- _DATA SHOWN_:

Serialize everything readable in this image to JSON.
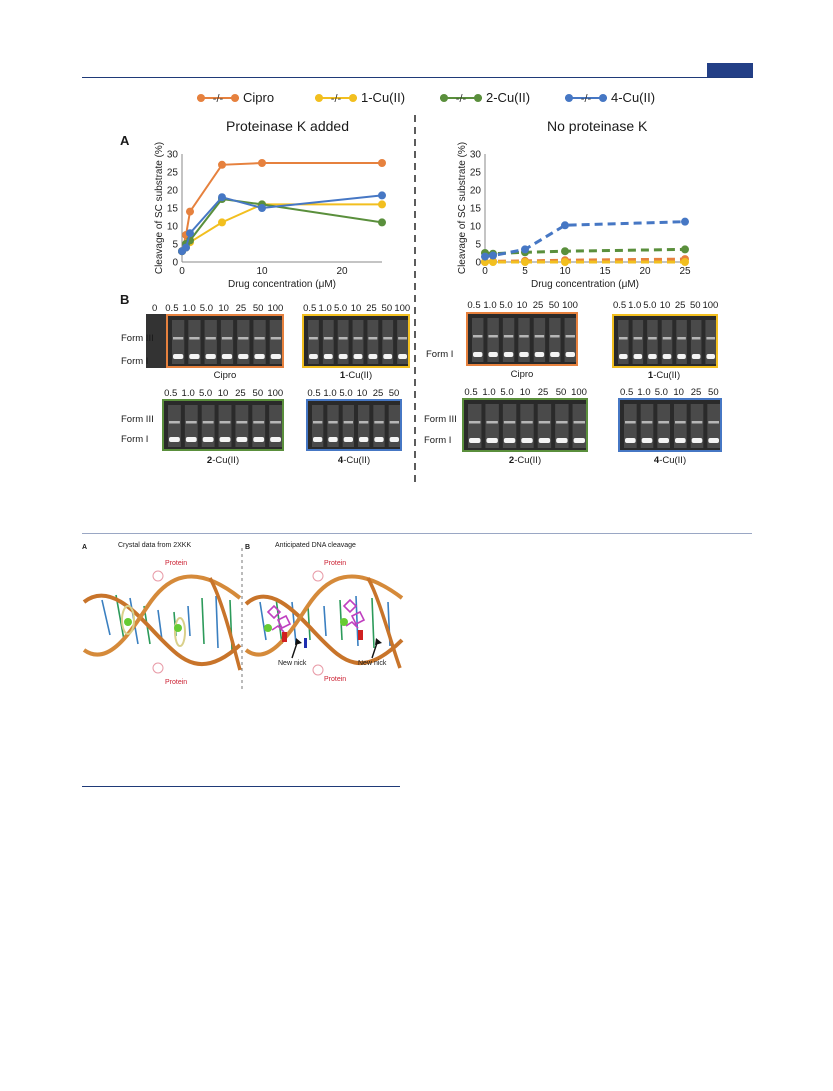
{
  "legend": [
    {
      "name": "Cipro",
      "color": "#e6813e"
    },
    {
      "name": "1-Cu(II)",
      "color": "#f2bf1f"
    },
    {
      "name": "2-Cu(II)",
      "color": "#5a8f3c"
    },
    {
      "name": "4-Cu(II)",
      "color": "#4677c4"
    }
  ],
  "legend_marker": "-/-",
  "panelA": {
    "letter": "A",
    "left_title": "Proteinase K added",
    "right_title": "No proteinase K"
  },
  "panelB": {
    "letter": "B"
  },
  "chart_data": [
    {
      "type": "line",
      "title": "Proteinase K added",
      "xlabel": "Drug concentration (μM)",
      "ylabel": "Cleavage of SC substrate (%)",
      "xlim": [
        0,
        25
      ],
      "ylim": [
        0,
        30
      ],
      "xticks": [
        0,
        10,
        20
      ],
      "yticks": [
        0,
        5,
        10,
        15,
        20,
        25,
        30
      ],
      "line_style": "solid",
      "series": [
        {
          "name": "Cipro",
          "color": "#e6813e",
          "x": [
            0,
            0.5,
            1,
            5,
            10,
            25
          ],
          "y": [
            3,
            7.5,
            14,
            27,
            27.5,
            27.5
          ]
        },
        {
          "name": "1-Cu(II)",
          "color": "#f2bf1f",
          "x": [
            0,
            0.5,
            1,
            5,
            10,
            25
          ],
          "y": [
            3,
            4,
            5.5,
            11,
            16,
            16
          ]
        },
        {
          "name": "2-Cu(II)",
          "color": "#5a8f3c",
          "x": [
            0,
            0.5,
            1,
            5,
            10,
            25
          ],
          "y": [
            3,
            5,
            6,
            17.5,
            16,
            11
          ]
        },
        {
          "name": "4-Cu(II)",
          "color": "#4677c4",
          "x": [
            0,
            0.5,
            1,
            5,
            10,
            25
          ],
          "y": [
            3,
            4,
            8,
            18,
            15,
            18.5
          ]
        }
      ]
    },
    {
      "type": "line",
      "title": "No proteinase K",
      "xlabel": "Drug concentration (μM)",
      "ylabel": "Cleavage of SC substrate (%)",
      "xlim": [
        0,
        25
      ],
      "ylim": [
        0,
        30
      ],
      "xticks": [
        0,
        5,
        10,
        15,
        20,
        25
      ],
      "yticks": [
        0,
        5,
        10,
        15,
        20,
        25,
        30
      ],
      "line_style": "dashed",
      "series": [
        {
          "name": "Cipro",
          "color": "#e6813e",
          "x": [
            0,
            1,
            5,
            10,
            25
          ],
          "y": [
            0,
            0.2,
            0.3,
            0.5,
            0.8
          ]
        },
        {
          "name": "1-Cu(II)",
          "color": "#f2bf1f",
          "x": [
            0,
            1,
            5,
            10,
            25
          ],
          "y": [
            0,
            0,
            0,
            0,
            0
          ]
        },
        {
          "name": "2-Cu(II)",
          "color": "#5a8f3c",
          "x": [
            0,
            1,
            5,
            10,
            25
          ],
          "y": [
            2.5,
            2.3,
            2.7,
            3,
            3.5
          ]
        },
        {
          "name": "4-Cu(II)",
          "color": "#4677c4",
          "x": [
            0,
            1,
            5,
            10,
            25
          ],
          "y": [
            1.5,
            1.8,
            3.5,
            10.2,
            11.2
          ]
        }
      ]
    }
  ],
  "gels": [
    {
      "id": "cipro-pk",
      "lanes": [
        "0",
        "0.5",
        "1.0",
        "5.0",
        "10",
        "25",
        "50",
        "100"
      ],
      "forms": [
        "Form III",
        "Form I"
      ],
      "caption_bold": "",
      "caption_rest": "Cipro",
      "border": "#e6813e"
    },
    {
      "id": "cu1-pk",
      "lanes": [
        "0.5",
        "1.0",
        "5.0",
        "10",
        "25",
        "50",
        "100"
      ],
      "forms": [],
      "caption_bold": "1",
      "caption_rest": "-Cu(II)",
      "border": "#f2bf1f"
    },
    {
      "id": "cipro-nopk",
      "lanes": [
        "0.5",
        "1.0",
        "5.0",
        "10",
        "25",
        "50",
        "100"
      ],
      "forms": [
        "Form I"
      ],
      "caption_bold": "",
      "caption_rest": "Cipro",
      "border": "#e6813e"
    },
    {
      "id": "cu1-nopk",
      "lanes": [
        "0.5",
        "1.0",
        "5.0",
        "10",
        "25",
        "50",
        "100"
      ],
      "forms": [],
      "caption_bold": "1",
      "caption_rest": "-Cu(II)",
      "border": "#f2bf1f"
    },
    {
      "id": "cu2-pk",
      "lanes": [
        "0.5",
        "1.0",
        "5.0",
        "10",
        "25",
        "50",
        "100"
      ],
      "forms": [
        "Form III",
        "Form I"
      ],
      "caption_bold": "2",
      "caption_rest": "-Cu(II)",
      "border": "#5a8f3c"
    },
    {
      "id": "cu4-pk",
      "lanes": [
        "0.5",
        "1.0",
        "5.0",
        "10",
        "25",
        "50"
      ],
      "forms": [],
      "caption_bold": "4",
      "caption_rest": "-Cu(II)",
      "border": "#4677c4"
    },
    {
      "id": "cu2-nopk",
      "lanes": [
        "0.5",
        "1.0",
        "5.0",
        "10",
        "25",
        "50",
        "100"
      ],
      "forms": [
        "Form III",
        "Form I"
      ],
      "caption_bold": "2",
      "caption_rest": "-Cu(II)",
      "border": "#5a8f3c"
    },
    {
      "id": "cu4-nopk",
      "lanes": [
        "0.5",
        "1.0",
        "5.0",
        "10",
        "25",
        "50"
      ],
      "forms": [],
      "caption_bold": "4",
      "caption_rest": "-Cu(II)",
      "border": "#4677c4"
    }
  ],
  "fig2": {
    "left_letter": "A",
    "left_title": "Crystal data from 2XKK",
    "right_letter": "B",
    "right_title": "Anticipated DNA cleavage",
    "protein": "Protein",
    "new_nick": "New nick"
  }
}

- _PROBLEM TO SOLVE_:
Provide an exact copy of the records, excluding every picture.

- _RESULT FOR THIS EXERCISE_:
Serialize everything readable in this image to JSON.
{
  "legend": [
    {
      "name": "Cipro",
      "color": "#e6813e"
    },
    {
      "name": "1-Cu(II)",
      "color": "#f2bf1f"
    },
    {
      "name": "2-Cu(II)",
      "color": "#5a8f3c"
    },
    {
      "name": "4-Cu(II)",
      "color": "#4677c4"
    }
  ],
  "legend_marker": "-/-",
  "panelA": {
    "letter": "A",
    "left_title": "Proteinase K added",
    "right_title": "No proteinase K"
  },
  "panelB": {
    "letter": "B"
  },
  "chart_data": [
    {
      "type": "line",
      "title": "Proteinase K added",
      "xlabel": "Drug concentration (μM)",
      "ylabel": "Cleavage of SC substrate (%)",
      "xlim": [
        0,
        25
      ],
      "ylim": [
        0,
        30
      ],
      "xticks": [
        0,
        10,
        20
      ],
      "yticks": [
        0,
        5,
        10,
        15,
        20,
        25,
        30
      ],
      "line_style": "solid",
      "series": [
        {
          "name": "Cipro",
          "color": "#e6813e",
          "x": [
            0,
            0.5,
            1,
            5,
            10,
            25
          ],
          "y": [
            3,
            7.5,
            14,
            27,
            27.5,
            27.5
          ]
        },
        {
          "name": "1-Cu(II)",
          "color": "#f2bf1f",
          "x": [
            0,
            0.5,
            1,
            5,
            10,
            25
          ],
          "y": [
            3,
            4,
            5.5,
            11,
            16,
            16
          ]
        },
        {
          "name": "2-Cu(II)",
          "color": "#5a8f3c",
          "x": [
            0,
            0.5,
            1,
            5,
            10,
            25
          ],
          "y": [
            3,
            5,
            6,
            17.5,
            16,
            11
          ]
        },
        {
          "name": "4-Cu(II)",
          "color": "#4677c4",
          "x": [
            0,
            0.5,
            1,
            5,
            10,
            25
          ],
          "y": [
            3,
            4,
            8,
            18,
            15,
            18.5
          ]
        }
      ]
    },
    {
      "type": "line",
      "title": "No proteinase K",
      "xlabel": "Drug concentration (μM)",
      "ylabel": "Cleavage of SC substrate (%)",
      "xlim": [
        0,
        25
      ],
      "ylim": [
        0,
        30
      ],
      "xticks": [
        0,
        5,
        10,
        15,
        20,
        25
      ],
      "yticks": [
        0,
        5,
        10,
        15,
        20,
        25,
        30
      ],
      "line_style": "dashed",
      "series": [
        {
          "name": "Cipro",
          "color": "#e6813e",
          "x": [
            0,
            1,
            5,
            10,
            25
          ],
          "y": [
            0,
            0.2,
            0.3,
            0.5,
            0.8
          ]
        },
        {
          "name": "1-Cu(II)",
          "color": "#f2bf1f",
          "x": [
            0,
            1,
            5,
            10,
            25
          ],
          "y": [
            0,
            0,
            0,
            0,
            0
          ]
        },
        {
          "name": "2-Cu(II)",
          "color": "#5a8f3c",
          "x": [
            0,
            1,
            5,
            10,
            25
          ],
          "y": [
            2.5,
            2.3,
            2.7,
            3,
            3.5
          ]
        },
        {
          "name": "4-Cu(II)",
          "color": "#4677c4",
          "x": [
            0,
            1,
            5,
            10,
            25
          ],
          "y": [
            1.5,
            1.8,
            3.5,
            10.2,
            11.2
          ]
        }
      ]
    }
  ],
  "gels": [
    {
      "id": "cipro-pk",
      "lanes": [
        "0",
        "0.5",
        "1.0",
        "5.0",
        "10",
        "25",
        "50",
        "100"
      ],
      "forms": [
        "Form III",
        "Form I"
      ],
      "caption_bold": "",
      "caption_rest": "Cipro",
      "border": "#e6813e"
    },
    {
      "id": "cu1-pk",
      "lanes": [
        "0.5",
        "1.0",
        "5.0",
        "10",
        "25",
        "50",
        "100"
      ],
      "forms": [],
      "caption_bold": "1",
      "caption_rest": "-Cu(II)",
      "border": "#f2bf1f"
    },
    {
      "id": "cipro-nopk",
      "lanes": [
        "0.5",
        "1.0",
        "5.0",
        "10",
        "25",
        "50",
        "100"
      ],
      "forms": [
        "Form I"
      ],
      "caption_bold": "",
      "caption_rest": "Cipro",
      "border": "#e6813e"
    },
    {
      "id": "cu1-nopk",
      "lanes": [
        "0.5",
        "1.0",
        "5.0",
        "10",
        "25",
        "50",
        "100"
      ],
      "forms": [],
      "caption_bold": "1",
      "caption_rest": "-Cu(II)",
      "border": "#f2bf1f"
    },
    {
      "id": "cu2-pk",
      "lanes": [
        "0.5",
        "1.0",
        "5.0",
        "10",
        "25",
        "50",
        "100"
      ],
      "forms": [
        "Form III",
        "Form I"
      ],
      "caption_bold": "2",
      "caption_rest": "-Cu(II)",
      "border": "#5a8f3c"
    },
    {
      "id": "cu4-pk",
      "lanes": [
        "0.5",
        "1.0",
        "5.0",
        "10",
        "25",
        "50"
      ],
      "forms": [],
      "caption_bold": "4",
      "caption_rest": "-Cu(II)",
      "border": "#4677c4"
    },
    {
      "id": "cu2-nopk",
      "lanes": [
        "0.5",
        "1.0",
        "5.0",
        "10",
        "25",
        "50",
        "100"
      ],
      "forms": [
        "Form III",
        "Form I"
      ],
      "caption_bold": "2",
      "caption_rest": "-Cu(II)",
      "border": "#5a8f3c"
    },
    {
      "id": "cu4-nopk",
      "lanes": [
        "0.5",
        "1.0",
        "5.0",
        "10",
        "25",
        "50"
      ],
      "forms": [],
      "caption_bold": "4",
      "caption_rest": "-Cu(II)",
      "border": "#4677c4"
    }
  ],
  "fig2": {
    "left_letter": "A",
    "left_title": "Crystal data from 2XKK",
    "right_letter": "B",
    "right_title": "Anticipated DNA cleavage",
    "protein": "Protein",
    "new_nick": "New nick"
  }
}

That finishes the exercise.